Record extracts =>
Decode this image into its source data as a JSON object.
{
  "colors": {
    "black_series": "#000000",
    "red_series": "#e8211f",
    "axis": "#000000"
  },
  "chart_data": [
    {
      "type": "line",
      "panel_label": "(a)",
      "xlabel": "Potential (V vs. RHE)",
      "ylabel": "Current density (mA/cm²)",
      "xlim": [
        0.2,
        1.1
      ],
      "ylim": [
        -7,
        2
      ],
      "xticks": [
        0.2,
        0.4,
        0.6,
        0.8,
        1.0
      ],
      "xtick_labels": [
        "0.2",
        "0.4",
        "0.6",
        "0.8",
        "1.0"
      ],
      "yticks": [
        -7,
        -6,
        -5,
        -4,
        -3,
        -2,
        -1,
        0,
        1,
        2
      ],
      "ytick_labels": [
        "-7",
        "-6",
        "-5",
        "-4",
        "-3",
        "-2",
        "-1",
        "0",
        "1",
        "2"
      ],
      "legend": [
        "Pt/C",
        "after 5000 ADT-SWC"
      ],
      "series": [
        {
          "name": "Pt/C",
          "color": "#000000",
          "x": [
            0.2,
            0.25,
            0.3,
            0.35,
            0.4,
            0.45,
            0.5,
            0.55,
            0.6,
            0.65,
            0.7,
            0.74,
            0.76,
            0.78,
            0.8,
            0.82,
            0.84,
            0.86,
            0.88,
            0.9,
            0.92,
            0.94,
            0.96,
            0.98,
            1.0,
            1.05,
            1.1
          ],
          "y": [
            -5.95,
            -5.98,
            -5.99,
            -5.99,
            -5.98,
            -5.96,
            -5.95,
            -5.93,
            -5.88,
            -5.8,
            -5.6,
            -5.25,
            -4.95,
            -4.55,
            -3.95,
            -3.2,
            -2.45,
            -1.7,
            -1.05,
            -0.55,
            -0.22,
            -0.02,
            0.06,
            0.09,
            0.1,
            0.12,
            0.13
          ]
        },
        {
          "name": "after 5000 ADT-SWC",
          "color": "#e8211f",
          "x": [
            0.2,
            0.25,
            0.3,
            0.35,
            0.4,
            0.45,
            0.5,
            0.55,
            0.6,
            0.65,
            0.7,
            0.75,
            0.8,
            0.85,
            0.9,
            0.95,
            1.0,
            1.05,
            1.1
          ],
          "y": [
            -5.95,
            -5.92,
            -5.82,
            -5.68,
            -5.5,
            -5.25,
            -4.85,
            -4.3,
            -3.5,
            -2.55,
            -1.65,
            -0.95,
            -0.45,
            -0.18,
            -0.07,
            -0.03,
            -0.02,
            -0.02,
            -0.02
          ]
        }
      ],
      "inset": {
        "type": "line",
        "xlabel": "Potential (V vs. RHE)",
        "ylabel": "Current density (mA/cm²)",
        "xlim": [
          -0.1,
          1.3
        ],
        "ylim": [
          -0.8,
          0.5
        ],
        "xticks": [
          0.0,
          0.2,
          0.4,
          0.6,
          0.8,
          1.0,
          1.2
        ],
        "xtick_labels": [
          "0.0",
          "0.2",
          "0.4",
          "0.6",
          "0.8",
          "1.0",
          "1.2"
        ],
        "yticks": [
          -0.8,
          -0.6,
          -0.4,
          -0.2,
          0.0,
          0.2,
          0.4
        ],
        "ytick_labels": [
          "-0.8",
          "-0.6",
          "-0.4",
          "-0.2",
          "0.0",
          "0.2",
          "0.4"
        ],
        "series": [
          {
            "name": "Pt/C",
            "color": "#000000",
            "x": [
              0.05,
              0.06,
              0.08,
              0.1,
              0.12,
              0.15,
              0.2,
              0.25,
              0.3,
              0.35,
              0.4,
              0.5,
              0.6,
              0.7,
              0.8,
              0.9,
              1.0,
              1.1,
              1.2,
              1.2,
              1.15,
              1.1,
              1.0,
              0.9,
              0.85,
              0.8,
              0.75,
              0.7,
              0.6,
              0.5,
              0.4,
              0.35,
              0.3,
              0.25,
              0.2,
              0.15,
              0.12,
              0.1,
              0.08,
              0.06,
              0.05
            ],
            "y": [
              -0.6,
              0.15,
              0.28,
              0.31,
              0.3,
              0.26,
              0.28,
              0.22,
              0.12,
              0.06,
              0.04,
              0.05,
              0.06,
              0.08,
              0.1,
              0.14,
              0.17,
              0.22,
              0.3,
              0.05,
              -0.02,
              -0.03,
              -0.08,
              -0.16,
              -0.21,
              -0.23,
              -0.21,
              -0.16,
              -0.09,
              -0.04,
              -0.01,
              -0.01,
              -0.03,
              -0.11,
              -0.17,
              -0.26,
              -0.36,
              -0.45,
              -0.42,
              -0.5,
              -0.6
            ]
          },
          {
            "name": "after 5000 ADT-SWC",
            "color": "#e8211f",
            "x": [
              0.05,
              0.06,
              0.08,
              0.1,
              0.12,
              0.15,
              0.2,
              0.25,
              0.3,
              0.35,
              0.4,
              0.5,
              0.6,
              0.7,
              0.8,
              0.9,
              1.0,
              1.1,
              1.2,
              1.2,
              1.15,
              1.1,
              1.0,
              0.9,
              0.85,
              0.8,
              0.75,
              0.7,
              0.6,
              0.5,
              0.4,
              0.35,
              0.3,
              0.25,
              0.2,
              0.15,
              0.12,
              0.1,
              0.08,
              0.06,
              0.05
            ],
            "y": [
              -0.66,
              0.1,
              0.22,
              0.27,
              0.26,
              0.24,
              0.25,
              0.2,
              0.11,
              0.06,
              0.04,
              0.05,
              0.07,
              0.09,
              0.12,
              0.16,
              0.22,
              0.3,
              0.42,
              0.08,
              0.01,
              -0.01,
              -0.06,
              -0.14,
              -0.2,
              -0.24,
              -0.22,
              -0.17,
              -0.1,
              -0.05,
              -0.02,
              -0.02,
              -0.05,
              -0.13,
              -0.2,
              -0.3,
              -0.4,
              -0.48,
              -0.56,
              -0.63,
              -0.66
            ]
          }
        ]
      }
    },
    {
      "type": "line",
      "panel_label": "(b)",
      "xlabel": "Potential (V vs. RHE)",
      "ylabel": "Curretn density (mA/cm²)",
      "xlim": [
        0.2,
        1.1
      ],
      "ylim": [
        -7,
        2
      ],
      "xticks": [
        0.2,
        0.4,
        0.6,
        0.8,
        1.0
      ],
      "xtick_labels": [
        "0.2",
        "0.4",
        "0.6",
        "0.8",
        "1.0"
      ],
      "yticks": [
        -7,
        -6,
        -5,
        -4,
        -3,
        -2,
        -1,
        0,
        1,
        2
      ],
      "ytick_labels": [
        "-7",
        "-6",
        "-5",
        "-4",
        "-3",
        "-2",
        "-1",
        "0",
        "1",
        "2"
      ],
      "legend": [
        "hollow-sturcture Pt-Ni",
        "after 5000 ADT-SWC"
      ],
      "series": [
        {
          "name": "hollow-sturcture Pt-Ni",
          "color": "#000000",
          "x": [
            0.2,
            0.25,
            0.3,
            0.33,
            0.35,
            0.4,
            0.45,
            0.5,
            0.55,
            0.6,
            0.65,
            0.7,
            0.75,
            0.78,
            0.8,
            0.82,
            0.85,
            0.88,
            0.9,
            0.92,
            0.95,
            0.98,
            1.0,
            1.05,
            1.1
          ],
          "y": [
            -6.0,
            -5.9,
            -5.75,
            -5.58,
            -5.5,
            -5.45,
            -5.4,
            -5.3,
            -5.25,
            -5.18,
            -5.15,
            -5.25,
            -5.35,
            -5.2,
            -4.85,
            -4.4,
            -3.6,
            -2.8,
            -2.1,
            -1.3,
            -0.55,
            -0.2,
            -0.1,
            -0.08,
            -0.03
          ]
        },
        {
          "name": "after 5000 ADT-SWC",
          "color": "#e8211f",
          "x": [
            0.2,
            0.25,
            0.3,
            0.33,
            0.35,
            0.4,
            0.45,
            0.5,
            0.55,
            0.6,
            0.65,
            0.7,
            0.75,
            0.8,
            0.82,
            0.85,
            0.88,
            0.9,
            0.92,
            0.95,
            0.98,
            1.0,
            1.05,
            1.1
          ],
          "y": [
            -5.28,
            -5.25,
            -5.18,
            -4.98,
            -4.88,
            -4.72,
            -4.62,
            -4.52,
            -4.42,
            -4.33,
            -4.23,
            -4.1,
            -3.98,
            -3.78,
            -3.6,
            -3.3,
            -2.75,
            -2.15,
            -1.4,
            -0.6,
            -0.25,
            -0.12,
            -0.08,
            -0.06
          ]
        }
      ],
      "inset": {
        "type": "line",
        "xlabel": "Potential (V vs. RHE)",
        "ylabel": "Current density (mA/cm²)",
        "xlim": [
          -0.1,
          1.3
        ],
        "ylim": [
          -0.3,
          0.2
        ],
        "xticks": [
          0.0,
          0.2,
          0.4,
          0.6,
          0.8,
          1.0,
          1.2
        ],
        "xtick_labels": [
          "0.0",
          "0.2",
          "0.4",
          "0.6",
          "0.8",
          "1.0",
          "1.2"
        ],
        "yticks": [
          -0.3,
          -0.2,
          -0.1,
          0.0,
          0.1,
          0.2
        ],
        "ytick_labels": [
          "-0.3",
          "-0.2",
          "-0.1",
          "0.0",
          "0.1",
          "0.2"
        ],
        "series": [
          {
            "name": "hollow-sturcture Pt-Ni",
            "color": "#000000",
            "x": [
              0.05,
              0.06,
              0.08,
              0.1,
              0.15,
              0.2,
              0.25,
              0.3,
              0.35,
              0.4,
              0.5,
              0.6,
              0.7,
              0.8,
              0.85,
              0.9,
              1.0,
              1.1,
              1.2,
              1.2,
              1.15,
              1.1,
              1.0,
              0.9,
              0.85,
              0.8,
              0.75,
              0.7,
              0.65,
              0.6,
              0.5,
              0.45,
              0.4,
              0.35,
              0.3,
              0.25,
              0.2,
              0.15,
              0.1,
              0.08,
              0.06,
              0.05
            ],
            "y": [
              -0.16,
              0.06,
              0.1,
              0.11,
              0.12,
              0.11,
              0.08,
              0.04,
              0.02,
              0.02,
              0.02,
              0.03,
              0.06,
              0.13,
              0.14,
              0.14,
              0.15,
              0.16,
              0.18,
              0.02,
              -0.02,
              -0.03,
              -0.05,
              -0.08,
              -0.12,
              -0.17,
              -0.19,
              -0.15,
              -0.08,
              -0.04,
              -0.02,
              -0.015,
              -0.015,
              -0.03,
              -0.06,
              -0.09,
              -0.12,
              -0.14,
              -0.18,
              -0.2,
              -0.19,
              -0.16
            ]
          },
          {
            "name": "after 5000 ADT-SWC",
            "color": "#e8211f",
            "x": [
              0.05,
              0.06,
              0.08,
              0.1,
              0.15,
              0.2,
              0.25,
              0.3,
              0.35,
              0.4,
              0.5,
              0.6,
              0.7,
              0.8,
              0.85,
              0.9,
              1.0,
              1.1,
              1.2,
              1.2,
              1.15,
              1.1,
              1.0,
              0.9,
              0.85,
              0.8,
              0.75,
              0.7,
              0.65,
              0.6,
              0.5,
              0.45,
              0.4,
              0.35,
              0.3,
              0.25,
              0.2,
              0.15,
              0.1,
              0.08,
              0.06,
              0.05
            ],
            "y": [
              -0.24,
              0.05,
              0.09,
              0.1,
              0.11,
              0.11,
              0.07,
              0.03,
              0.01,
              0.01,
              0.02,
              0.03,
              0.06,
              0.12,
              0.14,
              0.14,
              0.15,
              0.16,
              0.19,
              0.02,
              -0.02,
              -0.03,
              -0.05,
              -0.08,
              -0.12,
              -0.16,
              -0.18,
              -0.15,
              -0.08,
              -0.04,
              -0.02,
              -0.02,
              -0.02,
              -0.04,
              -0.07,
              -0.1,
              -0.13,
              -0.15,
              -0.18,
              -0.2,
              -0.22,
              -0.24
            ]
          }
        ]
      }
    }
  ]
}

Description of the task =>
Each line holding "hollow" must be found and copied.

Solution for this exercise =>
        "hollow-sturcture Pt-Ni",
          "name": "hollow-sturcture Pt-Ni",
            "name": "hollow-sturcture Pt-Ni",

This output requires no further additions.